====== DATA IN THIS EXERCISE

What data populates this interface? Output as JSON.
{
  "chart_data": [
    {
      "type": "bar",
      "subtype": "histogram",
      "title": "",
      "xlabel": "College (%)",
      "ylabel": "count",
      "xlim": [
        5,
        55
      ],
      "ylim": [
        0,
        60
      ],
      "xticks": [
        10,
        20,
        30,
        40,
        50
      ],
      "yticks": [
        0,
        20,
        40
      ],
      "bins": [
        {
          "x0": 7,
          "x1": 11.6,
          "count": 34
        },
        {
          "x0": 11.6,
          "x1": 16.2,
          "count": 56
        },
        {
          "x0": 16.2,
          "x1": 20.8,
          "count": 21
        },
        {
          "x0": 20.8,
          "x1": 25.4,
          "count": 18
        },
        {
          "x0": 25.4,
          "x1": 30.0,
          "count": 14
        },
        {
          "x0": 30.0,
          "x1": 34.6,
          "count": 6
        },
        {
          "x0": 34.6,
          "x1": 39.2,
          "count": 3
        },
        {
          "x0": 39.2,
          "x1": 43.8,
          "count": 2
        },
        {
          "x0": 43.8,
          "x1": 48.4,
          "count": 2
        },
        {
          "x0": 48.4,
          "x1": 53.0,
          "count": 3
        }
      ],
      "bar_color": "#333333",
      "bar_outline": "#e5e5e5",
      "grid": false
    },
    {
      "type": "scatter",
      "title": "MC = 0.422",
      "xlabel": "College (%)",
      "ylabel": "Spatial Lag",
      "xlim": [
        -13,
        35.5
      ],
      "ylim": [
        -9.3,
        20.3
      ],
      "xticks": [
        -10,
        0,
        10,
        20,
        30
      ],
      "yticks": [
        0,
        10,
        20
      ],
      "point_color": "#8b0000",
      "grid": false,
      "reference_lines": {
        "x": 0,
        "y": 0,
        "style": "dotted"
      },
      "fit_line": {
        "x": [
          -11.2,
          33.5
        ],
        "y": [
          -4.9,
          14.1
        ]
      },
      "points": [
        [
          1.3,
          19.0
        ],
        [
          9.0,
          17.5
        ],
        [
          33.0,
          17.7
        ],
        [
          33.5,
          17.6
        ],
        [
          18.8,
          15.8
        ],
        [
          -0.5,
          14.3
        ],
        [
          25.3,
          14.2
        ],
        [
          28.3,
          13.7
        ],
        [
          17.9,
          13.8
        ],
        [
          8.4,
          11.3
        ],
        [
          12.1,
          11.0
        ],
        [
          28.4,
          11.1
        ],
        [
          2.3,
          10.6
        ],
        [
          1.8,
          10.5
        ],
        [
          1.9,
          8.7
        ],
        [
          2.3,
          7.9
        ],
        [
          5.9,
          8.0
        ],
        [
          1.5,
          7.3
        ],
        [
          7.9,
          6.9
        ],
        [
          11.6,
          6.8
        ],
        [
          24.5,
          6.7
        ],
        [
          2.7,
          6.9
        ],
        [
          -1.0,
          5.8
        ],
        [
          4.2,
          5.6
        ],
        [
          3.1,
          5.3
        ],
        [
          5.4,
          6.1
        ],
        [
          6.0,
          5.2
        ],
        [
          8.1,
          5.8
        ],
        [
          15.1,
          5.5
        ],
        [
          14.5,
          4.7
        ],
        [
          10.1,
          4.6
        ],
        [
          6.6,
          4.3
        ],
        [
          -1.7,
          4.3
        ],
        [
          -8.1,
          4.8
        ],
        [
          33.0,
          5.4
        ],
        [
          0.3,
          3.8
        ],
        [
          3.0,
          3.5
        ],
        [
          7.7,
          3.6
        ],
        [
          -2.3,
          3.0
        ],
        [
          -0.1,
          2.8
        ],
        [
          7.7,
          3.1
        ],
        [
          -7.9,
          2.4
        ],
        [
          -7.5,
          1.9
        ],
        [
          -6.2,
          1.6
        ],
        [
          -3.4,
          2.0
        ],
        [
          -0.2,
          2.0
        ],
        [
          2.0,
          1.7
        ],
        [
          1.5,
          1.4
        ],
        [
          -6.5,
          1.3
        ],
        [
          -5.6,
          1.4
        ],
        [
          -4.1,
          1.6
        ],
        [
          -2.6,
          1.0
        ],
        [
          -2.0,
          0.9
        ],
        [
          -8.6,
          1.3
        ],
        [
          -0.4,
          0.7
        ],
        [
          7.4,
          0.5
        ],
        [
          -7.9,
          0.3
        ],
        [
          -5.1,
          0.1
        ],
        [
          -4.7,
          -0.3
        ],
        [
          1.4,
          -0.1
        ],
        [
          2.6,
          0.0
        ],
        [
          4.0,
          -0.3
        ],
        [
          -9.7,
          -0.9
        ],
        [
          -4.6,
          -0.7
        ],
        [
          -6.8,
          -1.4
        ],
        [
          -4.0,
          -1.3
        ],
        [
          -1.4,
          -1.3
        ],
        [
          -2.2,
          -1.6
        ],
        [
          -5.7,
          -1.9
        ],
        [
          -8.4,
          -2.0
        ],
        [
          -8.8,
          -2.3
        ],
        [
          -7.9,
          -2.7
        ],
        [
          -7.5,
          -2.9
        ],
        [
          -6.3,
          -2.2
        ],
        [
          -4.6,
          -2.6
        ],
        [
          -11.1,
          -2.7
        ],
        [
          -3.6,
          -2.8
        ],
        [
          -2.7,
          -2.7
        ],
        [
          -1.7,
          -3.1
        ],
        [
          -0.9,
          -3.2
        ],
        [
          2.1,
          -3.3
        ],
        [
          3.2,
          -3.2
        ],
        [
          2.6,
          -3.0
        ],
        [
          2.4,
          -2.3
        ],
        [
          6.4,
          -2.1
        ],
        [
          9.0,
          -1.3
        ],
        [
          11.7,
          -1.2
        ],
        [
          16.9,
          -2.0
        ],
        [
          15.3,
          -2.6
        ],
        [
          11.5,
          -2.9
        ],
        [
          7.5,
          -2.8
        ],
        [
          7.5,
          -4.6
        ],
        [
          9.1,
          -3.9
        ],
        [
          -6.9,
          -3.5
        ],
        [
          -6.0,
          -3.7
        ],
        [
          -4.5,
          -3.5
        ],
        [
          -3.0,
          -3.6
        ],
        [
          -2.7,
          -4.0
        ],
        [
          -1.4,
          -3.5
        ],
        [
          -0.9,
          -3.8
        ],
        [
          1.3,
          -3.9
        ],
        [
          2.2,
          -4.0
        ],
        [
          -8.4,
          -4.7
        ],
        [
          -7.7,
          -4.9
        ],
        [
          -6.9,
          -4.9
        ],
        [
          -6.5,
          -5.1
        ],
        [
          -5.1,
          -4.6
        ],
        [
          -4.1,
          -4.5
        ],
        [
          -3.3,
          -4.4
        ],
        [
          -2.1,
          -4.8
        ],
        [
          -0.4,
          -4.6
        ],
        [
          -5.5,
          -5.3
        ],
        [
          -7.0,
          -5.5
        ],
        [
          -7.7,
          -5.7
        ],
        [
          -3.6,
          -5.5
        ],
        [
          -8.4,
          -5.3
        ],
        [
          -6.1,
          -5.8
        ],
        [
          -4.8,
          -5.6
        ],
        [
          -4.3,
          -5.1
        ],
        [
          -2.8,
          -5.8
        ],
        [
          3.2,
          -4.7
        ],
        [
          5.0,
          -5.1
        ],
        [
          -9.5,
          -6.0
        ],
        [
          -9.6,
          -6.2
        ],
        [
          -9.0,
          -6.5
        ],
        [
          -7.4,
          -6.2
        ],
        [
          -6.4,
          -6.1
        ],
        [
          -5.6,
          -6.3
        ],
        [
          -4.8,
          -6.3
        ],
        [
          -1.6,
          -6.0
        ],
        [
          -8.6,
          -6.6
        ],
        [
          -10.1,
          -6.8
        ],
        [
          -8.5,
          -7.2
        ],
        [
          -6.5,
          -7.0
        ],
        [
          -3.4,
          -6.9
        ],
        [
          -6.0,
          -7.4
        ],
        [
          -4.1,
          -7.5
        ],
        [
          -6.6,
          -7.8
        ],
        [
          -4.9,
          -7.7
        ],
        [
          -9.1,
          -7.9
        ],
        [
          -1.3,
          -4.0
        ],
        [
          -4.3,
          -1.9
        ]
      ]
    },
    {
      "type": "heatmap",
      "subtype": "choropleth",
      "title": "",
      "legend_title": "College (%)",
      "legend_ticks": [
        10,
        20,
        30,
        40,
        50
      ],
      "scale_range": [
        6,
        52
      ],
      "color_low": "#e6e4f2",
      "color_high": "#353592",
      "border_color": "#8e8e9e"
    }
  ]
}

============

* TASK *
Find each line in the records holding the string "subtype" and show it.

* THE RESPONSE *
      "subtype": "histogram",
      "subtype": "choropleth",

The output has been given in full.